* _Do this_: Below are the records; locate each line with the word "content" and copy it.

* _Task material_:
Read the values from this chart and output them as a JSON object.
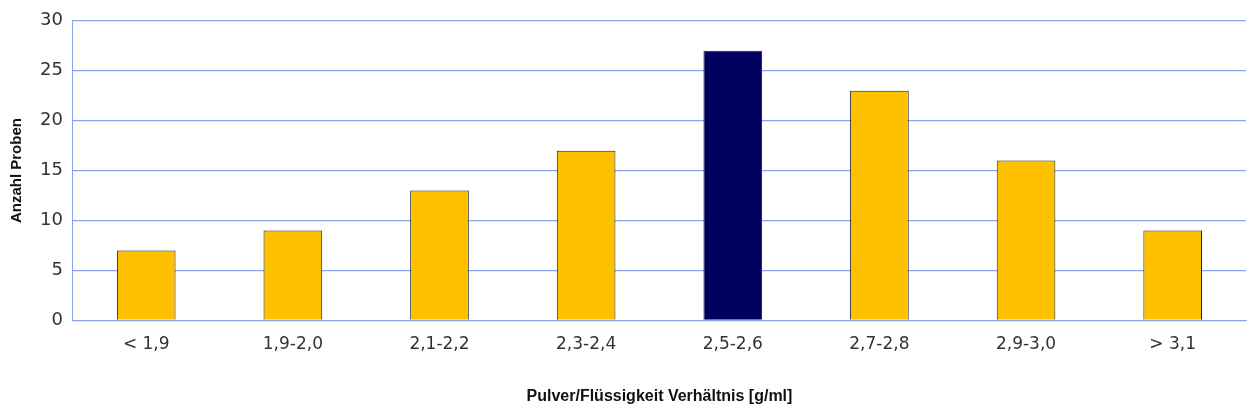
{
  "chart_data": {
    "type": "bar",
    "xlabel": "Pulver/Flüssigkeit Verhältnis [g/ml]",
    "ylabel": "Anzahl Proben",
    "categories": [
      "< 1,9",
      "1,9-2,0",
      "2,1-2,2",
      "2,3-2,4",
      "2,5-2,6",
      "2,7-2,8",
      "2,9-3,0",
      "> 3,1"
    ],
    "values": [
      7,
      9,
      13,
      17,
      27,
      23,
      16,
      9
    ],
    "colors": [
      "#ffc000",
      "#ffc000",
      "#ffc000",
      "#ffc000",
      "#000060",
      "#ffc000",
      "#ffc000",
      "#ffc000"
    ],
    "ylim": [
      0,
      30
    ],
    "yticks": [
      0,
      5,
      10,
      15,
      20,
      25,
      30
    ],
    "grid": "y",
    "legend": false
  }
}
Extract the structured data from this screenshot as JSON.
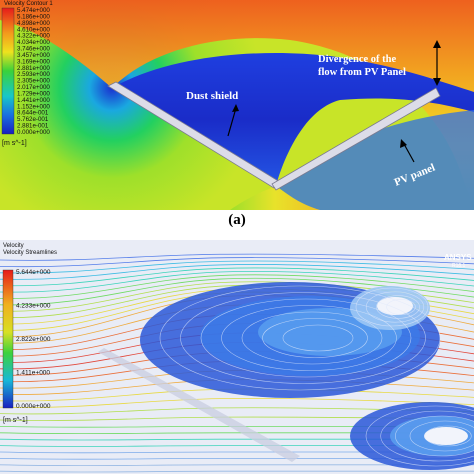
{
  "panel_a": {
    "legend_title": "Velocity Contour 1",
    "legend_ticks": [
      "5.474e+000",
      "5.186e+000",
      "4.898e+000",
      "4.610e+000",
      "4.322e+000",
      "4.034e+000",
      "3.746e+000",
      "3.457e+000",
      "3.169e+000",
      "2.881e+000",
      "2.593e+000",
      "2.305e+000",
      "2.017e+000",
      "1.729e+000",
      "1.441e+000",
      "1.152e+000",
      "8.644e-001",
      "5.762e-001",
      "2.881e-001",
      "0.000e+000"
    ],
    "legend_unit": "[m s^-1]",
    "annotation_dust_shield": "Dust shield",
    "annotation_divergence_line1": "Divergence of the",
    "annotation_divergence_line2": "flow from PV Panel",
    "annotation_pv_panel": "PV panel",
    "caption": "(a)"
  },
  "panel_b": {
    "legend_title_line1": "Velocity",
    "legend_title_line2": "Velocity Streamlines",
    "legend_ticks": [
      "5.644e+000",
      "4.233e+000",
      "2.822e+000",
      "1.411e+000",
      "0.000e+000"
    ],
    "legend_unit": "[m s^-1]",
    "brand": "ANSYS",
    "brand_version": "R18.1"
  },
  "colors": {
    "low": "#1a2cc8",
    "mid": "#22d24a",
    "high": "#e61a1a"
  }
}
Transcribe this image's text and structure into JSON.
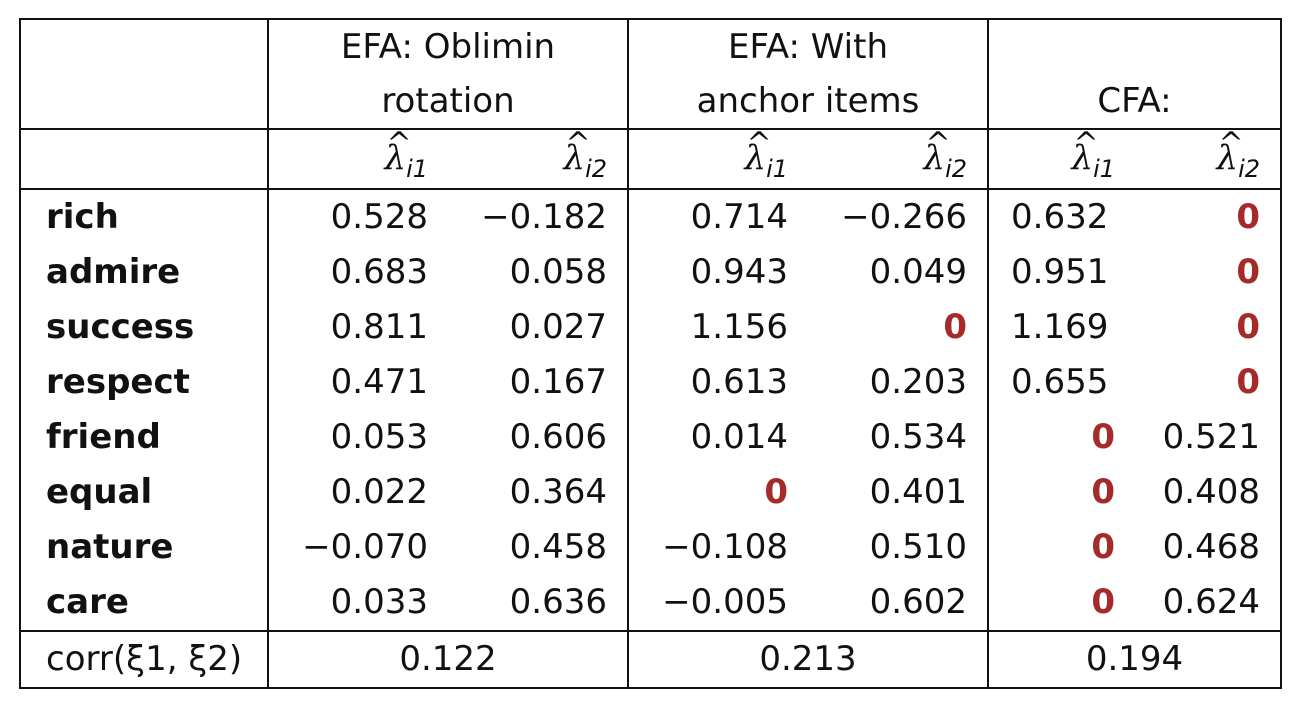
{
  "headers": {
    "efa_oblimin": [
      "EFA: Oblimin",
      "rotation"
    ],
    "efa_anchor": [
      "EFA: With",
      "anchor items"
    ],
    "cfa": [
      "",
      "CFA:"
    ]
  },
  "loading_symbol": "λ",
  "loading_hat": "^",
  "loading_subscripts": [
    "i1",
    "i2"
  ],
  "rows": [
    {
      "item": "rich",
      "values": [
        "0.528",
        "−0.182",
        "0.714",
        "−0.266",
        "0.632",
        "0"
      ]
    },
    {
      "item": "admire",
      "values": [
        "0.683",
        "0.058",
        "0.943",
        "0.049",
        "0.951",
        "0"
      ]
    },
    {
      "item": "success",
      "values": [
        "0.811",
        "0.027",
        "1.156",
        "0",
        "1.169",
        "0"
      ]
    },
    {
      "item": "respect",
      "values": [
        "0.471",
        "0.167",
        "0.613",
        "0.203",
        "0.655",
        "0"
      ]
    },
    {
      "item": "friend",
      "values": [
        "0.053",
        "0.606",
        "0.014",
        "0.534",
        "0",
        "0.521"
      ]
    },
    {
      "item": "equal",
      "values": [
        "0.022",
        "0.364",
        "0",
        "0.401",
        "0",
        "0.408"
      ]
    },
    {
      "item": "nature",
      "values": [
        "−0.070",
        "0.458",
        "−0.108",
        "0.510",
        "0",
        "0.468"
      ]
    },
    {
      "item": "care",
      "values": [
        "0.033",
        "0.636",
        "−0.005",
        "0.602",
        "0",
        "0.624"
      ]
    }
  ],
  "corr_row": {
    "label": "corr(ξ1, ξ2)",
    "values": [
      "0.122",
      "0.213",
      "0.194"
    ]
  },
  "colors": {
    "fixed_zero": "#a52a2a"
  }
}
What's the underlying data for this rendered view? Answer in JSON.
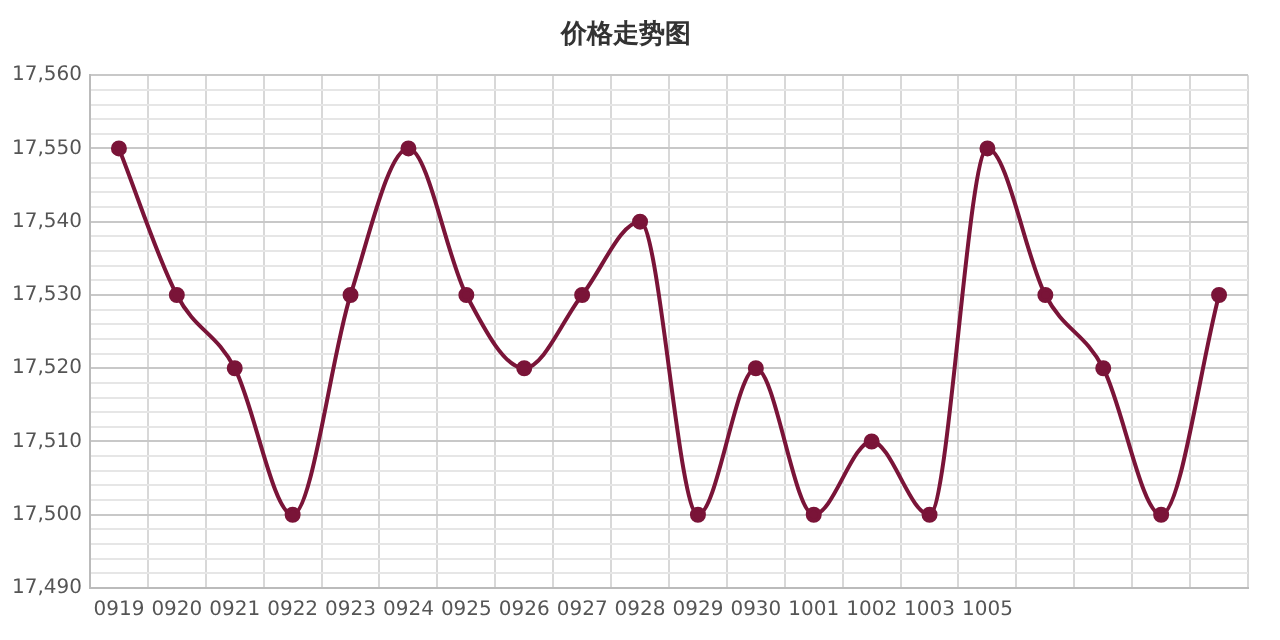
{
  "chart_data": {
    "type": "line",
    "title": "价格走势图",
    "categories": [
      "0919",
      "0920",
      "0921",
      "0922",
      "0923",
      "0924",
      "0925",
      "0926",
      "0927",
      "0928",
      "0929",
      "0930",
      "1001",
      "1002",
      "1003",
      "1005",
      null,
      null,
      null,
      null
    ],
    "series": [
      {
        "color": "#7a1438",
        "values": [
          17550,
          17530,
          17520,
          17500,
          17530,
          17550,
          17530,
          17520,
          17530,
          17540,
          17500,
          17520,
          17500,
          17510,
          17500,
          17550,
          17530,
          17520,
          17500,
          17530
        ]
      }
    ],
    "ylim": [
      17490,
      17560
    ],
    "yticks": [
      {
        "value": 17490,
        "label": "17,490"
      },
      {
        "value": 17492,
        "label": null
      },
      {
        "value": 17494,
        "label": null
      },
      {
        "value": 17496,
        "label": null
      },
      {
        "value": 17498,
        "label": null
      },
      {
        "value": 17500,
        "label": "17,500"
      },
      {
        "value": 17502,
        "label": null
      },
      {
        "value": 17504,
        "label": null
      },
      {
        "value": 17506,
        "label": null
      },
      {
        "value": 17508,
        "label": null
      },
      {
        "value": 17510,
        "label": "17,510"
      },
      {
        "value": 17512,
        "label": null
      },
      {
        "value": 17514,
        "label": null
      },
      {
        "value": 17516,
        "label": null
      },
      {
        "value": 17518,
        "label": null
      },
      {
        "value": 17520,
        "label": "17,520"
      },
      {
        "value": 17522,
        "label": null
      },
      {
        "value": 17524,
        "label": null
      },
      {
        "value": 17526,
        "label": null
      },
      {
        "value": 17528,
        "label": null
      },
      {
        "value": 17530,
        "label": "17,530"
      },
      {
        "value": 17532,
        "label": null
      },
      {
        "value": 17534,
        "label": null
      },
      {
        "value": 17536,
        "label": null
      },
      {
        "value": 17538,
        "label": null
      },
      {
        "value": 17540,
        "label": "17,540"
      },
      {
        "value": 17542,
        "label": null
      },
      {
        "value": 17544,
        "label": null
      },
      {
        "value": 17546,
        "label": null
      },
      {
        "value": 17548,
        "label": null
      },
      {
        "value": 17550,
        "label": "17,550"
      },
      {
        "value": 17552,
        "label": null
      },
      {
        "value": 17554,
        "label": null
      },
      {
        "value": 17556,
        "label": null
      },
      {
        "value": 17558,
        "label": null
      },
      {
        "value": 17560,
        "label": "17,560"
      }
    ],
    "grid": true,
    "legend": false,
    "marker": "circle",
    "line_style": "solid"
  }
}
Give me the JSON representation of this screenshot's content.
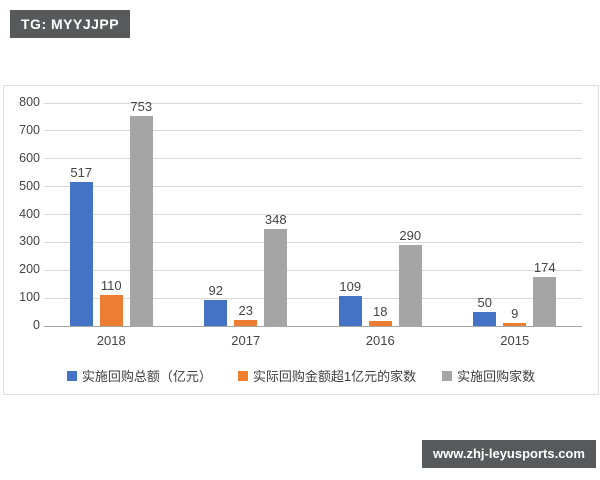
{
  "badges": {
    "top": "TG: MYYJJPP",
    "bottom": "www.zhj-leyusports.com"
  },
  "colors": {
    "badge_background": "#58595b",
    "badge_text": "#ffffff",
    "gridline": "#d9d9d9",
    "axis_line": "#a6a6a6",
    "label_text": "#444444",
    "chart_border": "#dedede"
  },
  "chart_data": {
    "type": "bar",
    "title": "",
    "xlabel": "",
    "ylabel": "",
    "categories": [
      "2018",
      "2017",
      "2016",
      "2015"
    ],
    "series": [
      {
        "name": "实施回购总额（亿元）",
        "color": "#4472C4",
        "values": [
          517,
          92,
          109,
          50
        ]
      },
      {
        "name": "实际回购金额超1亿元的家数",
        "color": "#ED7D31",
        "values": [
          110,
          23,
          18,
          9
        ]
      },
      {
        "name": "实施回购家数",
        "color": "#A5A5A5",
        "values": [
          753,
          348,
          290,
          174
        ]
      }
    ],
    "ylim": [
      0,
      800
    ],
    "yticks": [
      0,
      100,
      200,
      300,
      400,
      500,
      600,
      700,
      800
    ],
    "grid": true,
    "legend_position": "bottom"
  }
}
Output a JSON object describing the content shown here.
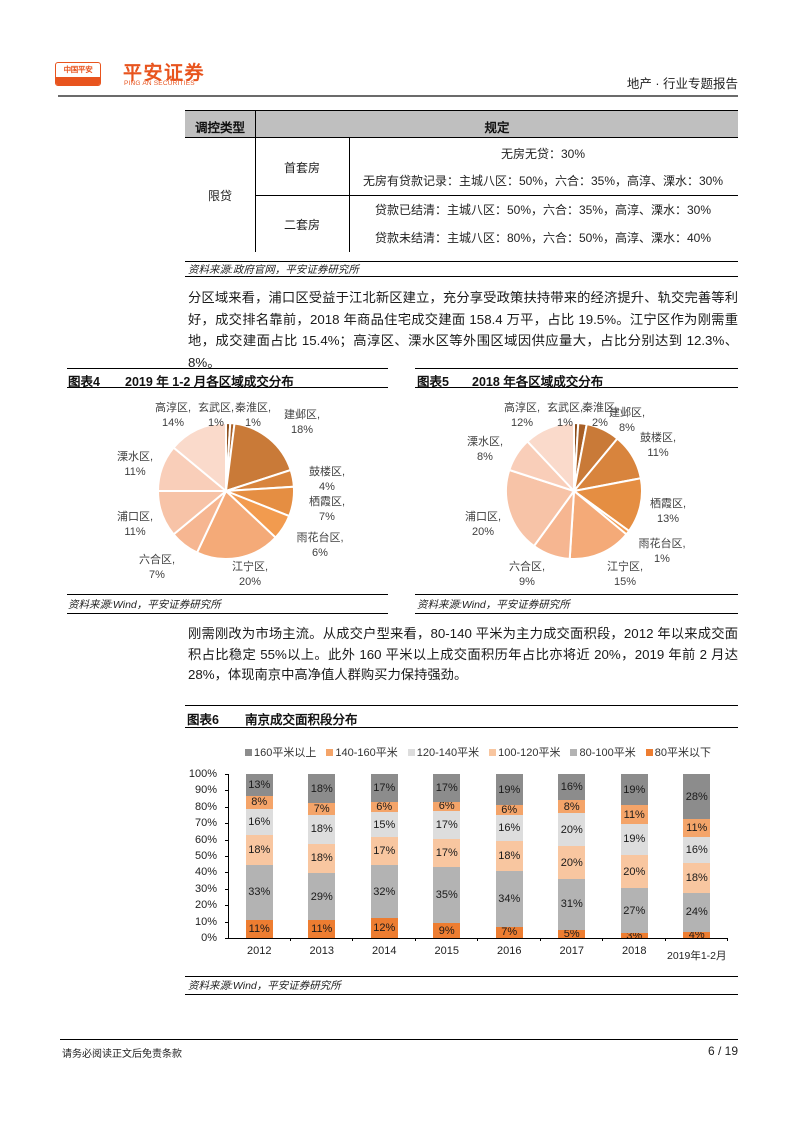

* _Answer_:
Give me the JSON representation of this screenshot's content.
Output a JSON object describing the content shown here.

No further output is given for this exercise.